● Problem description
From the listing below, pull out every line where the string "right" appears.

--------------------

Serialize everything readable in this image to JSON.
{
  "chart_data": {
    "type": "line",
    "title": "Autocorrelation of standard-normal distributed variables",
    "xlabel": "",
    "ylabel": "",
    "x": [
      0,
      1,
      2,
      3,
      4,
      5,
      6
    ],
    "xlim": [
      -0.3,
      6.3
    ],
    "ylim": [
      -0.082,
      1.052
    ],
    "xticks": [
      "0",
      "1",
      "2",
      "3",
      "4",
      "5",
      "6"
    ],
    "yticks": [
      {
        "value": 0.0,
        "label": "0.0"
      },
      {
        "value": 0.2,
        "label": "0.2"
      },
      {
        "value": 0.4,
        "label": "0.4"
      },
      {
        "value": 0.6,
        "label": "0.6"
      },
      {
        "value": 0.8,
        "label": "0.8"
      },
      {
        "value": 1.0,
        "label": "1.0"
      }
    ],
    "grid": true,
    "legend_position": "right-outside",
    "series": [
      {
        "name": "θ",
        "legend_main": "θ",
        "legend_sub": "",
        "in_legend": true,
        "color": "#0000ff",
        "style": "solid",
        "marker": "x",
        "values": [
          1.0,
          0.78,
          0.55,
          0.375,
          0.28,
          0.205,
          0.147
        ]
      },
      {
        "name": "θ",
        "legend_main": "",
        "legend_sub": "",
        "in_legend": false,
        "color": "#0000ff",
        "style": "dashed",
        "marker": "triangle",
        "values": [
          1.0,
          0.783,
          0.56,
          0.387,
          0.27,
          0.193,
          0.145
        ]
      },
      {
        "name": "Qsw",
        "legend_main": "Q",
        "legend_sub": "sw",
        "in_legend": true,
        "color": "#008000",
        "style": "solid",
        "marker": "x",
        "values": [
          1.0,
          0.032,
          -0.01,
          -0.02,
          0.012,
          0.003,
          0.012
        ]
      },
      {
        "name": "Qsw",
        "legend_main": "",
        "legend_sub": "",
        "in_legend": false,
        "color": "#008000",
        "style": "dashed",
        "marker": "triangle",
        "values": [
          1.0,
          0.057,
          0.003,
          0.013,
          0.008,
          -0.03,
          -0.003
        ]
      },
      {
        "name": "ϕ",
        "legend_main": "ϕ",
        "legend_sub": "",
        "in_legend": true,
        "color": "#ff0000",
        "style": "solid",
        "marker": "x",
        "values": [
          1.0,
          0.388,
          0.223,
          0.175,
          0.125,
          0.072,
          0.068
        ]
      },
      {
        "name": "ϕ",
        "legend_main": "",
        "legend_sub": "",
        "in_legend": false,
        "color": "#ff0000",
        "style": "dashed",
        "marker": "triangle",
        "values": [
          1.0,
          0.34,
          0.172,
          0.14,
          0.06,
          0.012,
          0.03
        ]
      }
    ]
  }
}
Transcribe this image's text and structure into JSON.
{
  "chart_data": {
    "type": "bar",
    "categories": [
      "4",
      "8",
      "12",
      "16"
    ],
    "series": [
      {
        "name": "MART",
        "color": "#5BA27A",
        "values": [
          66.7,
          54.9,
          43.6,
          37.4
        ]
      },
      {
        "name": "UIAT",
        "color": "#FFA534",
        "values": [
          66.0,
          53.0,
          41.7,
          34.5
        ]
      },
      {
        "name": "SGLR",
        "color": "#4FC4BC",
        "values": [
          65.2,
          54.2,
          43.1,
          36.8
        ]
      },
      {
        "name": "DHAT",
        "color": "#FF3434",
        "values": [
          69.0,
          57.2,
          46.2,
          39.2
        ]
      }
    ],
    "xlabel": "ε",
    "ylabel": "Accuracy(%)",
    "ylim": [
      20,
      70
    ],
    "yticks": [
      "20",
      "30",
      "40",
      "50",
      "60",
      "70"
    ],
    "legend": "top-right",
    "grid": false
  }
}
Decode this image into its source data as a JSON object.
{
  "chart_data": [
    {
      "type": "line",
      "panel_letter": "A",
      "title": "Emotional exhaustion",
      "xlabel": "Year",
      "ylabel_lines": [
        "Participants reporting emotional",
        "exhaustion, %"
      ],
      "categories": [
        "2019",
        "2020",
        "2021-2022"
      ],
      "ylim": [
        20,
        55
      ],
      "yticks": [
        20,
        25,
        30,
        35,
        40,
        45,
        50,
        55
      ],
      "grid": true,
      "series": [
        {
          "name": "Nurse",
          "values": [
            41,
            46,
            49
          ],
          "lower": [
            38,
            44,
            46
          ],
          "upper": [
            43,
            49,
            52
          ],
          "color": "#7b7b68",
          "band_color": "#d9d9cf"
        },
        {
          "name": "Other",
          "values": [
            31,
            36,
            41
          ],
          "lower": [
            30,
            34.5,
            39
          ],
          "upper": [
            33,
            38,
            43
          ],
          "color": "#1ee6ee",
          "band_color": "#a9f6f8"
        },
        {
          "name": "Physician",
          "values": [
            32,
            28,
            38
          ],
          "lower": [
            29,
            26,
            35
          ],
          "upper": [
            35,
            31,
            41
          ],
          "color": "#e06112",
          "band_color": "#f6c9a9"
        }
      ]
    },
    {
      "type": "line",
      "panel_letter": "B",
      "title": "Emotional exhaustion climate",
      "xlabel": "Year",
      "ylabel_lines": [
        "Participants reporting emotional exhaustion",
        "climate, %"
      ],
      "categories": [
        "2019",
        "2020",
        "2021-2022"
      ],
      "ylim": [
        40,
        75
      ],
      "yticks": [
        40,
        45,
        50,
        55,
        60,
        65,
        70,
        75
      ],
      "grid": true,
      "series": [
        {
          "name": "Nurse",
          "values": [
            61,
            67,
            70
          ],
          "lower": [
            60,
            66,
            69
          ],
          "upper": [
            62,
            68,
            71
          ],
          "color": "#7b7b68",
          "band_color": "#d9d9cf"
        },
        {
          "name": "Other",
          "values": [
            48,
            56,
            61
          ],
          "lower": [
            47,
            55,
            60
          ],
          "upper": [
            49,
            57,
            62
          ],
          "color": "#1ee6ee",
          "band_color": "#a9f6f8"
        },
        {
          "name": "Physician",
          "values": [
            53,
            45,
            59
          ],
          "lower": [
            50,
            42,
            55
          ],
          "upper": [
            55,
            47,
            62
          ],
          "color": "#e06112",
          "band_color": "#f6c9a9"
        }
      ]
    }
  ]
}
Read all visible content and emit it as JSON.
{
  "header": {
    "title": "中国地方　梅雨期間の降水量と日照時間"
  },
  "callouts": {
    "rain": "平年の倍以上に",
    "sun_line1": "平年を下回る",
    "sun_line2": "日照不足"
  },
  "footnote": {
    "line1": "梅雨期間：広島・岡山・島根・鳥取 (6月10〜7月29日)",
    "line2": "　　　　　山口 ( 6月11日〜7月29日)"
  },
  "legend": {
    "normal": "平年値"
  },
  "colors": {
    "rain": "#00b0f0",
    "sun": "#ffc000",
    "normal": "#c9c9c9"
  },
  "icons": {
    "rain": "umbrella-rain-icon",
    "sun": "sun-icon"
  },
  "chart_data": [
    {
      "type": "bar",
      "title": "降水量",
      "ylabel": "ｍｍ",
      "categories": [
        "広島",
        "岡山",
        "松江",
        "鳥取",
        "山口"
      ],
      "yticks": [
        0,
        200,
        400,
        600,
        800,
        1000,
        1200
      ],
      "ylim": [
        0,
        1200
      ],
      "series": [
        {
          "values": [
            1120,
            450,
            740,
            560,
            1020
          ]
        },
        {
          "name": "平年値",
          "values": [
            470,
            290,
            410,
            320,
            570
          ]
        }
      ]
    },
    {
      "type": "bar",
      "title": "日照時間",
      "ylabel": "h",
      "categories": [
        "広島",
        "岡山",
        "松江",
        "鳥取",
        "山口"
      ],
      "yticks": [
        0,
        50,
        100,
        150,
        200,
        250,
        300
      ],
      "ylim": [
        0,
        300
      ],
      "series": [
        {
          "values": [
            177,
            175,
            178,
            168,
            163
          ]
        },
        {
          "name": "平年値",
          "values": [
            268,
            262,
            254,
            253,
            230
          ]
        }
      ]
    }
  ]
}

--------------------

● Result below
    "legend_position": "right-outside",
    "legend": "top-right",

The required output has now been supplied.